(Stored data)
Start

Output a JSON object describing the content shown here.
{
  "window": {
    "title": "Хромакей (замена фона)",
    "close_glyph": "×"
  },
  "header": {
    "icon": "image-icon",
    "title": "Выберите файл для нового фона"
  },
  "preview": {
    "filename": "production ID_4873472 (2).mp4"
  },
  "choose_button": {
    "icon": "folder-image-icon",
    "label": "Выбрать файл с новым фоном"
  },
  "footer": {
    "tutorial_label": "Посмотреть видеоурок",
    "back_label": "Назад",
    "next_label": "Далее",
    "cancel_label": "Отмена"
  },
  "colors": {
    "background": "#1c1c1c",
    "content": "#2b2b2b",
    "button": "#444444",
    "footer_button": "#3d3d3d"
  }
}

End

Repeat the data verbatim.

Output a JSON object describing the content shown here.
{
  "window": {
    "title": "Хромакей (замена фона)",
    "close_glyph": "×"
  },
  "header": {
    "icon": "image-icon",
    "title": "Выберите файл для нового фона"
  },
  "preview": {
    "filename": "production ID_4873472 (2).mp4"
  },
  "choose_button": {
    "icon": "folder-image-icon",
    "label": "Выбрать файл с новым фоном"
  },
  "footer": {
    "tutorial_label": "Посмотреть видеоурок",
    "back_label": "Назад",
    "next_label": "Далее",
    "cancel_label": "Отмена"
  },
  "colors": {
    "background": "#1c1c1c",
    "content": "#2b2b2b",
    "button": "#444444",
    "footer_button": "#3d3d3d"
  }
}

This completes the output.